** Begin **

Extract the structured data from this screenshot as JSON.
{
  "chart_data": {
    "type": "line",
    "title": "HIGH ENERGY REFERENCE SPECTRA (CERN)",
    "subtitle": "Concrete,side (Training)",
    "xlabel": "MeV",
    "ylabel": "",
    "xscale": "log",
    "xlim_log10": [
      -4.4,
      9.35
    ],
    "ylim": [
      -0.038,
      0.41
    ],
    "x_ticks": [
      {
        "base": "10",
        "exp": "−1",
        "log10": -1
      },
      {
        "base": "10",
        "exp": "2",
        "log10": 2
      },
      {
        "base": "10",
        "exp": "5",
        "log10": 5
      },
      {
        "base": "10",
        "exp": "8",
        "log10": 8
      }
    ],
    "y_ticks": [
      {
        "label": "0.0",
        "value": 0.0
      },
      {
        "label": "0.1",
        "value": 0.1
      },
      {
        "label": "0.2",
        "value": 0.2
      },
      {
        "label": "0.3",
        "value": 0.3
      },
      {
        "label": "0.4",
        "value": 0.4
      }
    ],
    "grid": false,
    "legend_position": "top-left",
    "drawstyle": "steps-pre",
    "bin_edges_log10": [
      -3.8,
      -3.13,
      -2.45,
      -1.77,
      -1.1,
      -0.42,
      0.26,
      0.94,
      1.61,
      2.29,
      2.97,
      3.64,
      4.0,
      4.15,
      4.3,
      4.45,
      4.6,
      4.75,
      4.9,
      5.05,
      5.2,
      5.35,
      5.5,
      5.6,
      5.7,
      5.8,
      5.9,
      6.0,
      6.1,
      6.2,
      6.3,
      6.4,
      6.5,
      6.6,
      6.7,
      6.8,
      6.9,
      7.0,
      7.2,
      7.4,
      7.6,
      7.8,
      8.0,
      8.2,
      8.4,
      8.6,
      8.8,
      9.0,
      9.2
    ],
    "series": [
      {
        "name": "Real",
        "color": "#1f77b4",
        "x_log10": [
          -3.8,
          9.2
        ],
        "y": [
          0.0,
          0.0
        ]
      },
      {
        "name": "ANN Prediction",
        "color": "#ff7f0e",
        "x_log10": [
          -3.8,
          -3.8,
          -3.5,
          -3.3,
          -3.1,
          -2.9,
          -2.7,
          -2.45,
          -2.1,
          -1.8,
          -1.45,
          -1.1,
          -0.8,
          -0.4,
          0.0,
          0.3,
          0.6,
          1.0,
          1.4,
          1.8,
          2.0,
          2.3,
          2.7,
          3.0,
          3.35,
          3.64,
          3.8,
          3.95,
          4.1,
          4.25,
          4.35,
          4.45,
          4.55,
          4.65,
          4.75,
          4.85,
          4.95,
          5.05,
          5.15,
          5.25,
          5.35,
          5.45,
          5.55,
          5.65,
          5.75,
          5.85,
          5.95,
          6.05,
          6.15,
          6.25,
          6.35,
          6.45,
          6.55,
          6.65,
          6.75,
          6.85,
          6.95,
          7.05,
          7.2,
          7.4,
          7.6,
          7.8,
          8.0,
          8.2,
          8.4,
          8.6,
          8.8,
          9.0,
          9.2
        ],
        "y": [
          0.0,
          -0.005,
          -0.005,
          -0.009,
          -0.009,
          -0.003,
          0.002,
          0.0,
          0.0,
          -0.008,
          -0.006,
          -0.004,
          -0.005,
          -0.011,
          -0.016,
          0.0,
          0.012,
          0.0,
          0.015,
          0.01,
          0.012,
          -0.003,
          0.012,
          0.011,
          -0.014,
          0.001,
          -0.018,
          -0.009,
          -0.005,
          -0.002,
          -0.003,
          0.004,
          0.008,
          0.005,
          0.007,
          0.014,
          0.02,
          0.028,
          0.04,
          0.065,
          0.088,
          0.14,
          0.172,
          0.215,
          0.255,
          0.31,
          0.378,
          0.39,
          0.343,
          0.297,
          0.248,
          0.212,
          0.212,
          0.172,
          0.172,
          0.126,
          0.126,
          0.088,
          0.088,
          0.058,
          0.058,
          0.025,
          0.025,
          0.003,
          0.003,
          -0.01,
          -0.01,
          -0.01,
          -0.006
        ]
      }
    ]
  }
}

** End **

(WHAT IS REQUIRED)
Write an exact transcription of every entry above.

(RESPONSE TO THE EXERCISE)
Extract the structured data from this screenshot as JSON.
{
  "chart_data": {
    "type": "line",
    "title": "HIGH ENERGY REFERENCE SPECTRA (CERN)",
    "subtitle": "Concrete,side (Training)",
    "xlabel": "MeV",
    "ylabel": "",
    "xscale": "log",
    "xlim_log10": [
      -4.4,
      9.35
    ],
    "ylim": [
      -0.038,
      0.41
    ],
    "x_ticks": [
      {
        "base": "10",
        "exp": "−1",
        "log10": -1
      },
      {
        "base": "10",
        "exp": "2",
        "log10": 2
      },
      {
        "base": "10",
        "exp": "5",
        "log10": 5
      },
      {
        "base": "10",
        "exp": "8",
        "log10": 8
      }
    ],
    "y_ticks": [
      {
        "label": "0.0",
        "value": 0.0
      },
      {
        "label": "0.1",
        "value": 0.1
      },
      {
        "label": "0.2",
        "value": 0.2
      },
      {
        "label": "0.3",
        "value": 0.3
      },
      {
        "label": "0.4",
        "value": 0.4
      }
    ],
    "grid": false,
    "legend_position": "top-left",
    "drawstyle": "steps-pre",
    "bin_edges_log10": [
      -3.8,
      -3.13,
      -2.45,
      -1.77,
      -1.1,
      -0.42,
      0.26,
      0.94,
      1.61,
      2.29,
      2.97,
      3.64,
      4.0,
      4.15,
      4.3,
      4.45,
      4.6,
      4.75,
      4.9,
      5.05,
      5.2,
      5.35,
      5.5,
      5.6,
      5.7,
      5.8,
      5.9,
      6.0,
      6.1,
      6.2,
      6.3,
      6.4,
      6.5,
      6.6,
      6.7,
      6.8,
      6.9,
      7.0,
      7.2,
      7.4,
      7.6,
      7.8,
      8.0,
      8.2,
      8.4,
      8.6,
      8.8,
      9.0,
      9.2
    ],
    "series": [
      {
        "name": "Real",
        "color": "#1f77b4",
        "x_log10": [
          -3.8,
          9.2
        ],
        "y": [
          0.0,
          0.0
        ]
      },
      {
        "name": "ANN Prediction",
        "color": "#ff7f0e",
        "x_log10": [
          -3.8,
          -3.8,
          -3.5,
          -3.3,
          -3.1,
          -2.9,
          -2.7,
          -2.45,
          -2.1,
          -1.8,
          -1.45,
          -1.1,
          -0.8,
          -0.4,
          0.0,
          0.3,
          0.6,
          1.0,
          1.4,
          1.8,
          2.0,
          2.3,
          2.7,
          3.0,
          3.35,
          3.64,
          3.8,
          3.95,
          4.1,
          4.25,
          4.35,
          4.45,
          4.55,
          4.65,
          4.75,
          4.85,
          4.95,
          5.05,
          5.15,
          5.25,
          5.35,
          5.45,
          5.55,
          5.65,
          5.75,
          5.85,
          5.95,
          6.05,
          6.15,
          6.25,
          6.35,
          6.45,
          6.55,
          6.65,
          6.75,
          6.85,
          6.95,
          7.05,
          7.2,
          7.4,
          7.6,
          7.8,
          8.0,
          8.2,
          8.4,
          8.6,
          8.8,
          9.0,
          9.2
        ],
        "y": [
          0.0,
          -0.005,
          -0.005,
          -0.009,
          -0.009,
          -0.003,
          0.002,
          0.0,
          0.0,
          -0.008,
          -0.006,
          -0.004,
          -0.005,
          -0.011,
          -0.016,
          0.0,
          0.012,
          0.0,
          0.015,
          0.01,
          0.012,
          -0.003,
          0.012,
          0.011,
          -0.014,
          0.001,
          -0.018,
          -0.009,
          -0.005,
          -0.002,
          -0.003,
          0.004,
          0.008,
          0.005,
          0.007,
          0.014,
          0.02,
          0.028,
          0.04,
          0.065,
          0.088,
          0.14,
          0.172,
          0.215,
          0.255,
          0.31,
          0.378,
          0.39,
          0.343,
          0.297,
          0.248,
          0.212,
          0.212,
          0.172,
          0.172,
          0.126,
          0.126,
          0.088,
          0.088,
          0.058,
          0.058,
          0.025,
          0.025,
          0.003,
          0.003,
          -0.01,
          -0.01,
          -0.01,
          -0.006
        ]
      }
    ]
  }
}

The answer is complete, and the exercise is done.